## STATED TASK
What is the number of lines containing "Definició"? Give only that number.

(Data records)
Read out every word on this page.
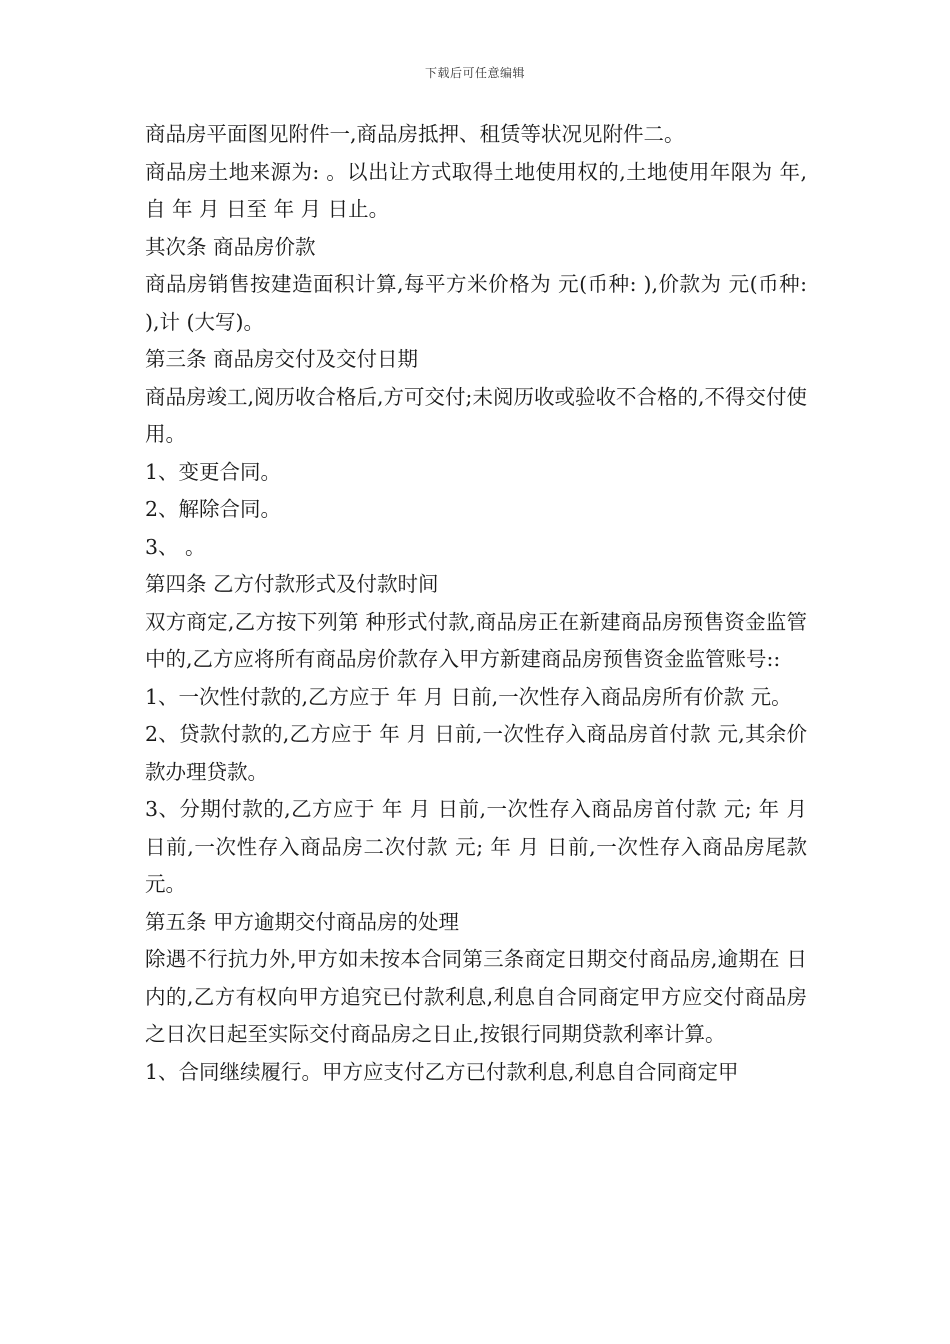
下载后可任意编辑

商品房平面图见附件一,商品房抵押、租赁等状况见附件二。

商品房土地来源为: 。以出让方式取得土地使用权的,土地使用年限为 年,自 年 月 日至 年 月 日止。

其次条 商品房价款

商品房销售按建造面积计算,每平方米价格为 元(币种: ),价款为 元(币种: ),计 (大写)。

第三条 商品房交付及交付日期

商品房竣工,阅历收合格后,方可交付;未阅历收或验收不合格的,不得交付使用。

1、变更合同。

2、解除合同。

3、 。

第四条 乙方付款形式及付款时间

双方商定,乙方按下列第 种形式付款,商品房正在新建商品房预售资金监管中的,乙方应将所有商品房价款存入甲方新建商品房预售资金监管账号::

1、一次性付款的,乙方应于 年 月 日前,一次性存入商品房所有价款 元。

2、贷款付款的,乙方应于 年 月 日前,一次性存入商品房首付款 元,其余价款办理贷款。

3、分期付款的,乙方应于 年 月 日前,一次性存入商品房首付款 元; 年 月 日前,一次性存入商品房二次付款 元; 年 月 日前,一次性存入商品房尾款 元。

第五条 甲方逾期交付商品房的处理

除遇不行抗力外,甲方如未按本合同第三条商定日期交付商品房,逾期在 日内的,乙方有权向甲方追究已付款利息,利息自合同商定甲方应交付商品房之日次日起至实际交付商品房之日止,按银行同期贷款利率计算。

1、合同继续履行。甲方应支付乙方已付款利息,利息自合同商定甲
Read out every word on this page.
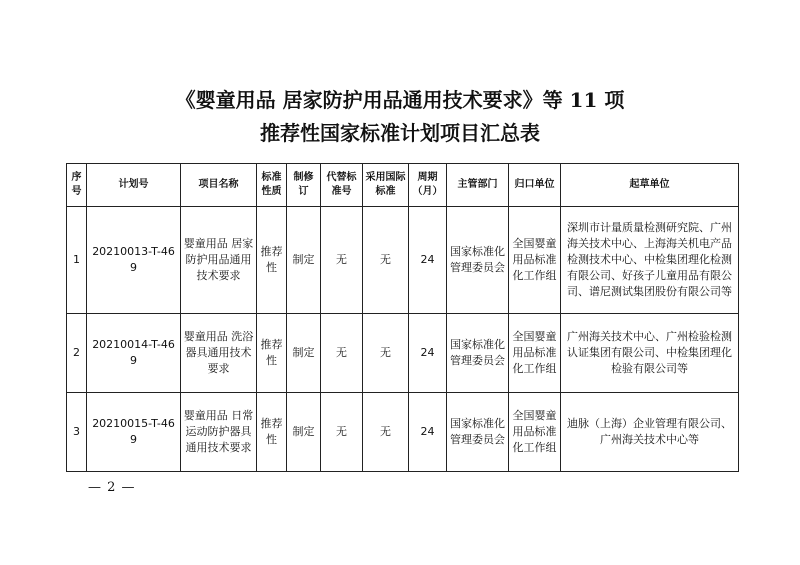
《婴童用品 居家防护用品通用技术要求》等 11 项
推荐性国家标准计划项目汇总表
序号	计划号	项目名称	标准性质	制修订	代替标准号	采用国际标准	周期（月）	主管部门	归口单位	起草单位
1	20210013-T-469	婴童用品 居家防护用品通用技术要求	推荐性	制定	无	无	24	国家标准化管理委员会	全国婴童用品标准化工作组	深圳市计量质量检测研究院、广州海关技术中心、上海海关机电产品检测技术中心、中检集团理化检测有限公司、好孩子儿童用品有限公司、谱尼测试集团股份有限公司等
2	20210014-T-469	婴童用品 洗浴器具通用技术要求	推荐性	制定	无	无	24	国家标准化管理委员会	全国婴童用品标准化工作组	广州海关技术中心、广州检验检测认证集团有限公司、中检集团理化检验有限公司等
3	20210015-T-469	婴童用品 日常运动防护器具通用技术要求	推荐性	制定	无	无	24	国家标准化管理委员会	全国婴童用品标准化工作组	迪脉（上海）企业管理有限公司、广州海关技术中心等
— 2 —
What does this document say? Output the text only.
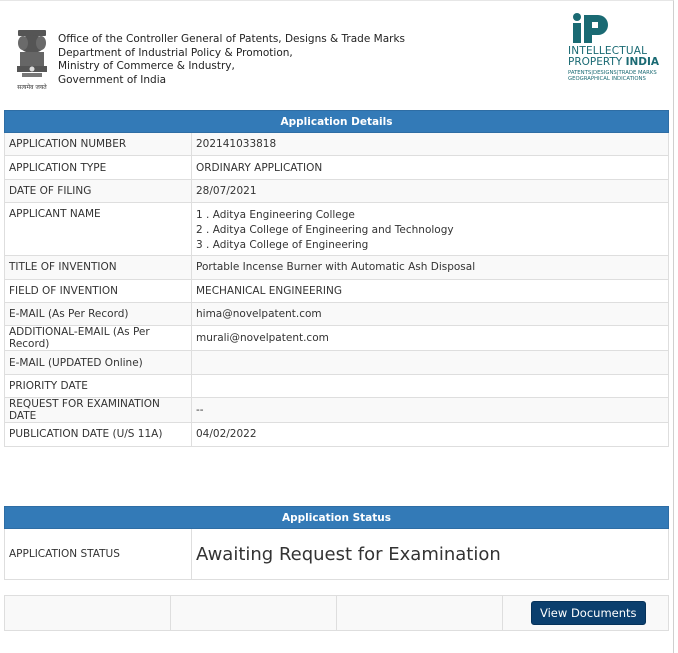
सत्यमेव जयते
Office of the Controller General of Patents, Designs & Trade Marks
Department of Industrial Policy & Promotion,
Ministry of Commerce & Industry,
Government of India
INTELLECTUAL
PROPERTY INDIA
PATENTS|DESIGNS|TRADE MARKS
GEOGRAPHICAL INDICATIONS
Application Details	
APPLICATION NUMBER	202141033818
APPLICATION TYPE	ORDINARY APPLICATION
DATE OF FILING	28/07/2021
APPLICANT NAME	1 . Aditya Engineering College
2 . Aditya College of Engineering and Technology
3 . Aditya College of Engineering

TITLE OF INVENTION	Portable Incense Burner with Automatic Ash Disposal
FIELD OF INVENTION	MECHANICAL ENGINEERING
E-MAIL (As Per Record)	hima@novelpatent.com
ADDITIONAL-EMAIL (As Per Record)	murali@novelpatent.com
E-MAIL (UPDATED Online)	
PRIORITY DATE	
REQUEST FOR EXAMINATION DATE	--
PUBLICATION DATE (U/S 11A)	04/02/2022
Application Status
APPLICATION STATUS	Awaiting Request for Examination
			View Documents
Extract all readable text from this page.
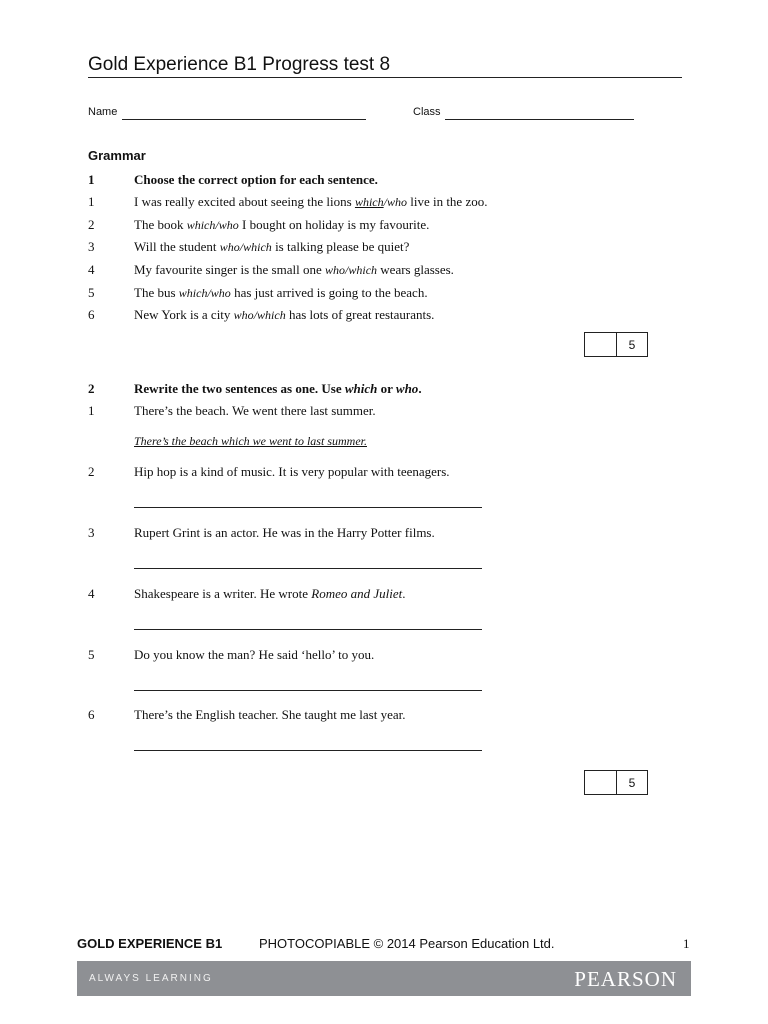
Gold Experience B1 Progress test 8
Name	Class
Grammar
1	Choose the correct option for each sentence.
1	I was really excited about seeing the lions which/who live in the zoo.
2	The book which/who I bought on holiday is my favourite.
3	Will the student who/which is talking please be quiet?
4	My favourite singer is the small one who/which wears glasses.
5	The bus which/who has just arrived is going to the beach.
6	New York is a city who/which has lots of great restaurants.
5
2	Rewrite the two sentences as one. Use which or who.
1	There’s the beach. We went there last summer.
There’s the beach which we went to last summer.
2	Hip hop is a kind of music. It is very popular with teenagers.
3	Rupert Grint is an actor. He was in the Harry Potter films.
4	Shakespeare is a writer. He wrote Romeo and Juliet.
5	Do you know the man? He said ‘hello’ to you.
6	There’s the English teacher. She taught me last year.
5
GOLD EXPERIENCE B1	PHOTOCOPIABLE © 2014 Pearson Education Ltd.	1
ALWAYS LEARNING	PEARSON
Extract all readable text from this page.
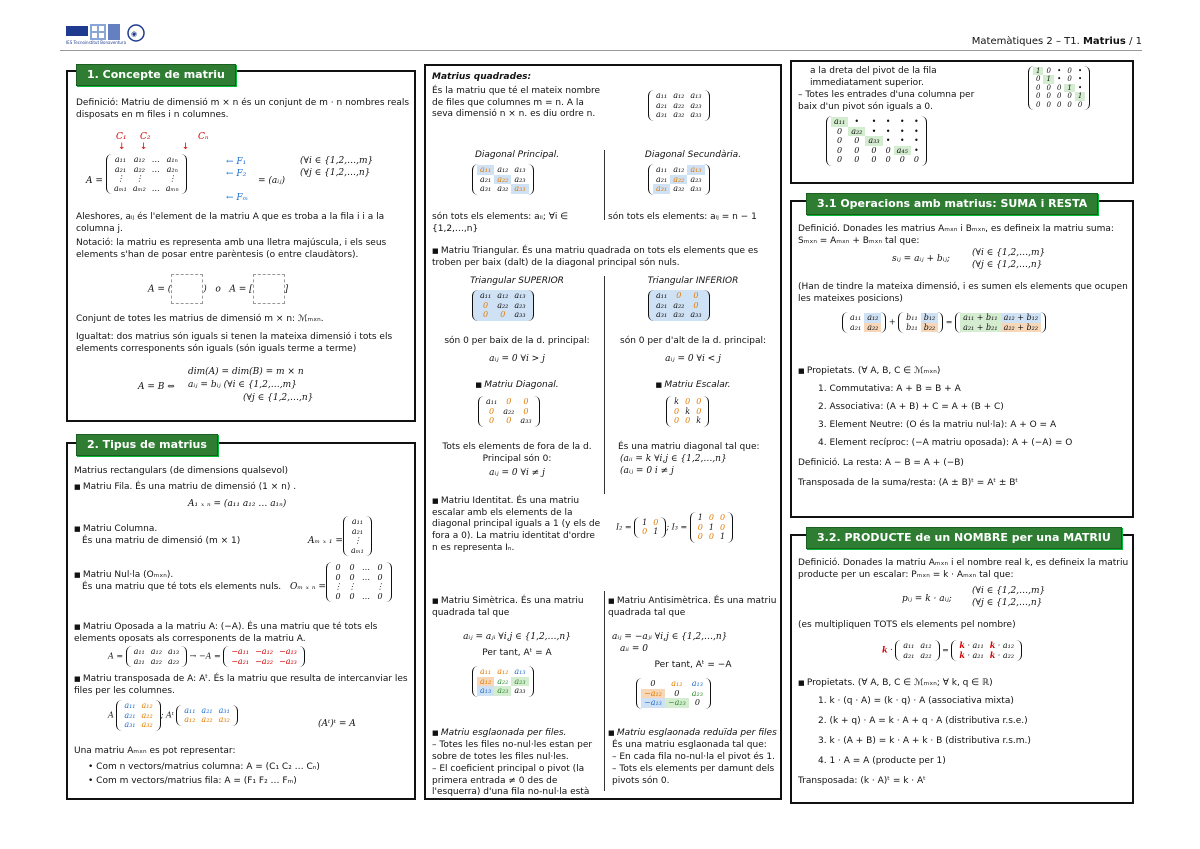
◉
IES Tecnoinstitut Bonaventura	Matemàtiques 2 – T1. Matrius / 1
Definició: Matriu de dimensió m × n és un conjunt de m · n nombres reals disposats en m files i n columnes.
C₁ C₂	Cₙ
↓     ↓            ↓
A =
a₁₁	a₁₂	…	a₁ₙ
a₂₁	a₂₂	…	a₂ₙ
⋮	⋮		⋮
aₘ₁	aₘ₂	…	aₘₙ
← F₁
← F₂
← Fₘ
= (aᵢⱼ)
(∀i ∈ {1,2,…,m}
(∀j ∈ {1,2,…,n}
Aleshores, aᵢⱼ és l'element de la matriu A que es troba a la fila i i a la columna j.
Notació: la matriu es representa amb una lletra majúscula, i els seus elements s'han de posar entre parèntesis (o entre claudàtors).
A = (	)   o   A = [	]
Conjunt de totes les matrius de dimensió m × n: ℳₘₓₙ.
Igualtat: dos matrius són iguals si tenen la mateixa dimensió i tots els elements corresponents són iguals (són iguals terme a terme)
A = B ⇔
dim(A) = dim(B) = m × n
aᵢⱼ = bᵢⱼ (∀i ∈ {1,2,…,m}
(∀j ∈ {1,2,…,n}
1. Concepte de matriu
Matrius rectangulars (de dimensions qualsevol)
■ Matriu Fila. És una matriu de dimensió (1 × n) .
A₁ ₓ ₙ = (a₁₁ a₁₂ … a₁ₙ)
■ Matriu Columna.
És una matriu de dimensió (m × 1)	Aₘ ₓ ₁ =
a₁₁
a₂₁
⋮
aₘ₁
■ Matriu Nul·la (Oₘₓₙ).
És una matriu que té tots els elements nuls. Oₘ ₓ ₙ =
0	0	…	0
0	0	…	0
⋮	⋮		⋮
0	0	…	0
■ Matriu Oposada a la matriu A: (−A). És una matriu que té tots els elements oposats als corresponents de la matriu A.
A =
a₁₁	a₁₂	a₁₃
a₂₁	a₂₂	a₂₃
→ −A =
−a₁₁	−a₁₂	−a₁₃
−a₂₁	−a₂₂	−a₂₃
■ Matriu transposada de A: Aᵗ. És la matriu que resulta de intercanviar les files per les columnes.
A
a₁₁	a₁₂
a₂₁	a₂₂
a₃₁	a₃₂
; Aᵗ
a₁₁	a₂₁	a₃₁
a₁₂	a₂₂	a₃₂	(Aᵗ)ᵗ = A
Una matriu Aₘₓₙ es pot representar:
• Com n vectors/matrius columna: A = (C₁ C₂ … Cₙ)
• Com m vectors/matrius fila: A = (F₁ F₂ … Fₘ)
2. Tipus de matrius
Matrius quadrades:
És la matriu que té el mateix nombre de files que columnes m = n. A la seva dimensió n × n. es diu ordre n.
a₁₁	a₁₂	a₁₃
a₂₁	a₂₂	a₂₃
a₃₁	a₃₂	a₃₃
Diagonal Principal.	Diagonal Secundària.
a₁₁	a₁₂	a₁₃
a₂₁	a₂₂	a₂₃
a₃₁	a₃₂	a₃₃
a₁₁	a₁₂	a₁₃
a₂₁	a₂₂	a₂₃
a₃₁	a₃₂	a₃₃
són tots els elements: aᵢᵢ; ∀i ∈ {1,2,…,n}
són tots els elements: aᵢⱼ = n − 1
■ Matriu Triangular. És una matriu quadrada on tots els elements que es troben per baix (dalt) de la diagonal principal són nuls.
Triangular SUPERIOR	Triangular INFERIOR
a₁₁	a₁₂	a₁₃
0	a₂₂	a₂₃
0	0	a₃₃
a₁₁	0	0
a₂₁	a₂₂	0
a₃₁	a₃₂	a₃₃
són 0 per baix de la d. principal:
aᵢⱼ = 0 ∀i > j
són 0 per d'alt de la d. principal:
aᵢⱼ = 0 ∀i < j
■ Matriu Diagonal.	■ Matriu Escalar.
a₁₁	0	0
0	a₂₂	0
0	0	a₃₃
k	0	0
0	k	0
0	0	k
Tots els elements de fora de la d. Principal són 0:
aᵢⱼ = 0 ∀i ≠ j
És una matriu diagonal tal que:
(aᵢᵢ = k ∀i,j ∈ {1,2,…,n}
(aᵢⱼ = 0 i ≠ j
■ Matriu Identitat. És una matriu escalar amb els elements de la diagonal principal iguals a 1 (y els de fora a 0). La matriu identitat d'ordre n es representa Iₙ.
I₂ =
1	0
0	1
; I₃ =
1	0	0
0	1	0
0	0	1
■ Matriu Simètrica. És una matriu quadrada tal que
aᵢⱼ = aⱼᵢ ∀i,j ∈ {1,2,…,n}
Per tant, Aᵗ = A
a₁₁	a₁₂	a₁₃
a₁₂	a₂₂	a₂₃
a₁₃	a₂₃	a₃₃
■ Matriu Antisimètrica. És una matriu quadrada tal que
aᵢⱼ = −aⱼᵢ ∀i,j ∈ {1,2,…,n}
aᵢᵢ = 0
Per tant, Aᵗ = −A
0	a₁₂	a₁₃
−a₁₂	0	a₂₃
−a₁₃	−a₂₃	0
■ Matriu esglaonada per files.
– Totes les files no-nul·les estan per sobre de totes les files nul·les.
– El coeficient principal o pivot (la primera entrada ≠ 0 des de l'esquerra) d'una fila no-nul·la està
■ Matriu esglaonada reduïda per files
És una matriu esglaonada tal que:
– En cada fila no-nul·la el pivot és 1.
– Tots els elements per damunt dels pivots són 0.
a la dreta del pivot de la fila immediatament superior.
– Totes les entrades d'una columna per baix d'un pivot són iguals a 0.
a₁₁	•	•	•	•	•
0	a₂₂	•	•	•	•
0	0	a₃₃	•	•	•
0	0	0	0	a₄₅	•
0	0	0	0	0	0
1	0	•	0	•
0	1	•	0	•
0	0	0	1	•
0	0	0	0	1
0	0	0	0	0
Definició. Donades les matrius Aₘₓₙ i Bₘₓₙ, es defineix la matriu suma: Sₘₓₙ = Aₘₓₙ + Bₘₓₙ tal que:
sᵢⱼ = aᵢⱼ + bᵢⱼ;
(∀i ∈ {1,2,…,m}
(∀j ∈ {1,2,…,n}
(Han de tindre la mateixa dimensió, i es sumen els elements que ocupen les mateixes posicions)
a₁₁	a₁₂
a₂₁	a₂₂
+
b₁₁	b₁₂
b₂₁	b₂₂
=
a₁₁ + b₁₁	a₁₂ + b₁₂
a₂₁ + b₂₁	a₂₂ + b₂₂
■ Propietats. (∀ A, B, C ∈ ℳₘₓₙ)
1. Commutativa: A + B = B + A
2. Associativa: (A + B) + C = A + (B + C)
3. Element Neutre: (O és la matriu nul·la): A + O = A
4. Element recíproc: (−A matriu oposada): A + (−A) = O
Definició. La resta: A − B = A + (−B)
Transposada de la suma/resta: (A ± B)ᵗ = Aᵗ ± Bᵗ
3.1 Operacions amb matrius: SUMA i RESTA
Definició. Donades la matriu Aₘₓₙ i el nombre real k, es defineix la matriu producte per un escalar: Pₘₓₙ = k · Aₘₓₙ tal que:
pᵢⱼ = k · aᵢⱼ;
(∀i ∈ {1,2,…,m}
(∀j ∈ {1,2,…,n}
(es multipliquen TOTS els elements pel nombre)
k ·
a₁₁	a₁₂
a₂₁	a₂₂
=
k · a₁₁	k · a₁₂
k · a₂₁	k · a₂₂
■ Propietats. (∀ A, B, C ∈ ℳₘₓₙ; ∀ k, q ∈ ℝ)
1. k · (q · A) = (k · q) · A (associativa mixta)
2. (k + q) · A = k · A + q · A (distributiva r.s.e.)
3. k · (A + B) = k · A + k · B (distributiva r.s.m.)
4. 1 · A = A (producte per 1)
Transposada: (k · A)ᵗ = k · Aᵗ
3.2. PRODUCTE de un NOMBRE per una MATRIU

## RESULT OF THE EXERCISE
4